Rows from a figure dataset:
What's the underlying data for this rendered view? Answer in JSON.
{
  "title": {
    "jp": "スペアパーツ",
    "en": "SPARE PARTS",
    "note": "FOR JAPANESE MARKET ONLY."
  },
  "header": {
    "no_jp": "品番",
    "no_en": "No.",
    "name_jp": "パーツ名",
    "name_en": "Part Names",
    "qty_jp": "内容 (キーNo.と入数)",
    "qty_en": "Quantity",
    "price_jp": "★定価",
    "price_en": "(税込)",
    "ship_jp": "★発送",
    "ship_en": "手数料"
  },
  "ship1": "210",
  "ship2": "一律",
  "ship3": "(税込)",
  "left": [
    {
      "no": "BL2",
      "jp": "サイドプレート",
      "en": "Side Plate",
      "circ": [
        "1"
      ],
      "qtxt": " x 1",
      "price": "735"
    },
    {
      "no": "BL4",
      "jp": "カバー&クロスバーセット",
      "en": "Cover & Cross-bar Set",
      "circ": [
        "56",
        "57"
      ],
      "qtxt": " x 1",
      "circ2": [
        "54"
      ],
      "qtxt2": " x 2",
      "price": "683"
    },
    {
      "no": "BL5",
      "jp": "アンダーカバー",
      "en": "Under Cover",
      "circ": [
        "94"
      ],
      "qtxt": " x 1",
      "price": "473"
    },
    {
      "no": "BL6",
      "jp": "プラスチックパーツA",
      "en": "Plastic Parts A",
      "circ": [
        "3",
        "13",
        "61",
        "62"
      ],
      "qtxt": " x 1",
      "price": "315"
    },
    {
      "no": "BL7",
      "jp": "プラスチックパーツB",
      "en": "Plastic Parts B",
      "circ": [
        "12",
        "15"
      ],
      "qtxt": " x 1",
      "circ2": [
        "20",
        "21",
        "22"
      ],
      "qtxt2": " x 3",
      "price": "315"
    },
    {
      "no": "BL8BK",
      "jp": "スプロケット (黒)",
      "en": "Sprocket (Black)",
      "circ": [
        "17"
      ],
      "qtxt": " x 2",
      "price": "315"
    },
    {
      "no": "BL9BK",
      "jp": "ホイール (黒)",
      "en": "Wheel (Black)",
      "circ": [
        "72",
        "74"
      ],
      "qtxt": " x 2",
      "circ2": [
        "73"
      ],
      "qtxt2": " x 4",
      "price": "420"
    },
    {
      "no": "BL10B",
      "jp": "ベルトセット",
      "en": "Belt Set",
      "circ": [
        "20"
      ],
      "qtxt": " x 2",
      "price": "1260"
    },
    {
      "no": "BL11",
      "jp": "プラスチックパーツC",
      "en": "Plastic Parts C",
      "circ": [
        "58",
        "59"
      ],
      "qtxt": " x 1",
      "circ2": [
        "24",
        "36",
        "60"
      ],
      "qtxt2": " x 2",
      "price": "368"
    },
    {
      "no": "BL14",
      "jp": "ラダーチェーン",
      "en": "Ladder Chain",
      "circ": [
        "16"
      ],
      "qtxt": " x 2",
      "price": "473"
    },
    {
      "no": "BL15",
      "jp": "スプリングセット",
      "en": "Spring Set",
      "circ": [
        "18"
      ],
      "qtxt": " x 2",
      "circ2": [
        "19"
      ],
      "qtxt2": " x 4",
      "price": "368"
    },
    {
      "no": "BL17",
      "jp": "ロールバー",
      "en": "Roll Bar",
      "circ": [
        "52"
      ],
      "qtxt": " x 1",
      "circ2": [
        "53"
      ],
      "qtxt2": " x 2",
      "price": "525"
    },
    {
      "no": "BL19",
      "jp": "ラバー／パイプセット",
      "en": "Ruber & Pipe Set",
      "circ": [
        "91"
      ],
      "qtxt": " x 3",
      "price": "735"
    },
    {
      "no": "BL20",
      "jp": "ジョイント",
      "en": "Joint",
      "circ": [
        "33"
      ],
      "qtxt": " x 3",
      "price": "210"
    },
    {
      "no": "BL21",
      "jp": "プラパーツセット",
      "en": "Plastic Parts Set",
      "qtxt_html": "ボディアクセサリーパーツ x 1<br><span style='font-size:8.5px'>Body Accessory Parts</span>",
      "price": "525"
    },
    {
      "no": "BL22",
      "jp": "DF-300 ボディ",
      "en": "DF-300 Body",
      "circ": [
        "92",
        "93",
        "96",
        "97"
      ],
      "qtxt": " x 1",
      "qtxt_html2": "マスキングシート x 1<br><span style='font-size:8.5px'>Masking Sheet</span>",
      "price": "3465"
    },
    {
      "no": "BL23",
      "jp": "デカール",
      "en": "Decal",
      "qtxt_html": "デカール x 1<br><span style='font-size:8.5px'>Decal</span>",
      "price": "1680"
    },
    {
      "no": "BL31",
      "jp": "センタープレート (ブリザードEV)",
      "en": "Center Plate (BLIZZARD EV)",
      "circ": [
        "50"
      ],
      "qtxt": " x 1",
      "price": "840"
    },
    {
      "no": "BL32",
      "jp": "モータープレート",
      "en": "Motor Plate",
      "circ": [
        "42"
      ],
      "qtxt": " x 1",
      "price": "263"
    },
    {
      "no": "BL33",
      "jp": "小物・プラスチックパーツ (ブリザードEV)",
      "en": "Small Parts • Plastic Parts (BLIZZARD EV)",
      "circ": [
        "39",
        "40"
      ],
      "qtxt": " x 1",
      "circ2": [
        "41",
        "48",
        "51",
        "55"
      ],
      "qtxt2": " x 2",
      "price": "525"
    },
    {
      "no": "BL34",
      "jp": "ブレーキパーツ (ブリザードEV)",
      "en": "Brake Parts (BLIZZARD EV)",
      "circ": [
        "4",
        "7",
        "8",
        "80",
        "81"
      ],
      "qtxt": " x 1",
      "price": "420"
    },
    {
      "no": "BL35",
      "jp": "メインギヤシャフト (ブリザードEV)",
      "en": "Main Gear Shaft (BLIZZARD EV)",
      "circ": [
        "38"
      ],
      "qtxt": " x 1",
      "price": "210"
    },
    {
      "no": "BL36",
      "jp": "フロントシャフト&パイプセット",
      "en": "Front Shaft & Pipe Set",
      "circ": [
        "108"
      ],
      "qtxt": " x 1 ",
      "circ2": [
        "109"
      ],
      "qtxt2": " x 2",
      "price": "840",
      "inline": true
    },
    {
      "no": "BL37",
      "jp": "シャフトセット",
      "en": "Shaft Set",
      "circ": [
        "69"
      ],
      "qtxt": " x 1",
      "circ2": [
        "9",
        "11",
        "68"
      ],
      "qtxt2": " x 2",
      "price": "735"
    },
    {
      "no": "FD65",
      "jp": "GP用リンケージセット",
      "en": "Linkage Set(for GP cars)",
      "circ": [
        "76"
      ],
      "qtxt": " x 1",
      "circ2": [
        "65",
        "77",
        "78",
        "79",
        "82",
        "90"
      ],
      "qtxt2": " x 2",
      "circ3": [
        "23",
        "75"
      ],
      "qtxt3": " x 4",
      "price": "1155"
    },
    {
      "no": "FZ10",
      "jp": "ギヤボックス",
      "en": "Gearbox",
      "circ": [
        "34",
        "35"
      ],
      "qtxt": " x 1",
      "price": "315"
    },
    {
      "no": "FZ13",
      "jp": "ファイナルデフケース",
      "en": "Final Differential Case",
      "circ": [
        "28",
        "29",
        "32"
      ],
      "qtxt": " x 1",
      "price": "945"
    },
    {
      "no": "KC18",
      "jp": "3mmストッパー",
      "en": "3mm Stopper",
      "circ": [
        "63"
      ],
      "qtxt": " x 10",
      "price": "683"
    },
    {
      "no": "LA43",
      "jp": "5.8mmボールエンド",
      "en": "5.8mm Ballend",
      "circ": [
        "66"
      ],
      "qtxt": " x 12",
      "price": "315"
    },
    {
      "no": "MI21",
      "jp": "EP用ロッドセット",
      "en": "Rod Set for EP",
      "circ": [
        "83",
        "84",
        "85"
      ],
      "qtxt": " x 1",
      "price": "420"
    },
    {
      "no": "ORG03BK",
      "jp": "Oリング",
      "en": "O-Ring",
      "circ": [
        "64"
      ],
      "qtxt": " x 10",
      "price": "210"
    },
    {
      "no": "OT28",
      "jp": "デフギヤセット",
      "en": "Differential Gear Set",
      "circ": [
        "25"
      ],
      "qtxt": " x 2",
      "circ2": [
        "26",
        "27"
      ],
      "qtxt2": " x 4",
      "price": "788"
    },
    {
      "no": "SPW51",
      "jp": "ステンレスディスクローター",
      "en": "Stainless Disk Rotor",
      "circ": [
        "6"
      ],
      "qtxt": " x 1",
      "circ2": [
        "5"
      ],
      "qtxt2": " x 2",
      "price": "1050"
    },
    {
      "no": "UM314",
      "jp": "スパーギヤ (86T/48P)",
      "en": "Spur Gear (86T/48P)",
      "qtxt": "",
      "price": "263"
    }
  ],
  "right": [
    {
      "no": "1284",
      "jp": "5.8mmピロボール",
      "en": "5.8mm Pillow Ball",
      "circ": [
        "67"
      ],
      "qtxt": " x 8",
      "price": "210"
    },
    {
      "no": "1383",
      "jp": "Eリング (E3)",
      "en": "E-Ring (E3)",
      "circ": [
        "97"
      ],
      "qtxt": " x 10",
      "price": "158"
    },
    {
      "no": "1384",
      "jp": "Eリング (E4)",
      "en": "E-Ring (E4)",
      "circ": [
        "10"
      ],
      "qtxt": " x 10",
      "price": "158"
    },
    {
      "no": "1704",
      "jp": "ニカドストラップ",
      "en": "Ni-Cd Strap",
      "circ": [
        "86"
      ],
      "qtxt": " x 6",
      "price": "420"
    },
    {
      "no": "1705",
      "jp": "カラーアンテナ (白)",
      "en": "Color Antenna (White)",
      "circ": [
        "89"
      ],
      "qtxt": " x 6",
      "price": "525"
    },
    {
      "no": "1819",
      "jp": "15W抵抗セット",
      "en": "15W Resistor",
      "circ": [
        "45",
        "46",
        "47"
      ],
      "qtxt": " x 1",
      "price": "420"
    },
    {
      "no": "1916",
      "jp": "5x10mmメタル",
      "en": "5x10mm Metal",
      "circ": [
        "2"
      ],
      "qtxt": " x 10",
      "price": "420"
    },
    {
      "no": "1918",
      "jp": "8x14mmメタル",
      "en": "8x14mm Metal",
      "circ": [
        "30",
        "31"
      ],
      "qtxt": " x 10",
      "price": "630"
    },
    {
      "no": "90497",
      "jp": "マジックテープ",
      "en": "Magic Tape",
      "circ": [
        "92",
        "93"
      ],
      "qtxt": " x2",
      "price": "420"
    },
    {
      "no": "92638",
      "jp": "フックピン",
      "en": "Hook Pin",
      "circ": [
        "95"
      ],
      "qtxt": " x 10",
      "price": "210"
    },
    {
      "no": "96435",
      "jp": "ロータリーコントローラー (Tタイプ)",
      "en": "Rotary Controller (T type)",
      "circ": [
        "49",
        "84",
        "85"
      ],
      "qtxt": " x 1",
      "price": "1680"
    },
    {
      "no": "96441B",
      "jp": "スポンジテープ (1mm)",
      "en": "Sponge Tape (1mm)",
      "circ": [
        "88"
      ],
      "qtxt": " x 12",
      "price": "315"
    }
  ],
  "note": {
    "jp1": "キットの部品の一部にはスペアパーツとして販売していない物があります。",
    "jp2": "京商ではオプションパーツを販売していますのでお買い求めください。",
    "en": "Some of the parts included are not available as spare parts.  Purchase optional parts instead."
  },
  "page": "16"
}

### Aim of the task
Give the number of lines above that hold the word "ブリザードEV", and nothing more.

### Expected answer
4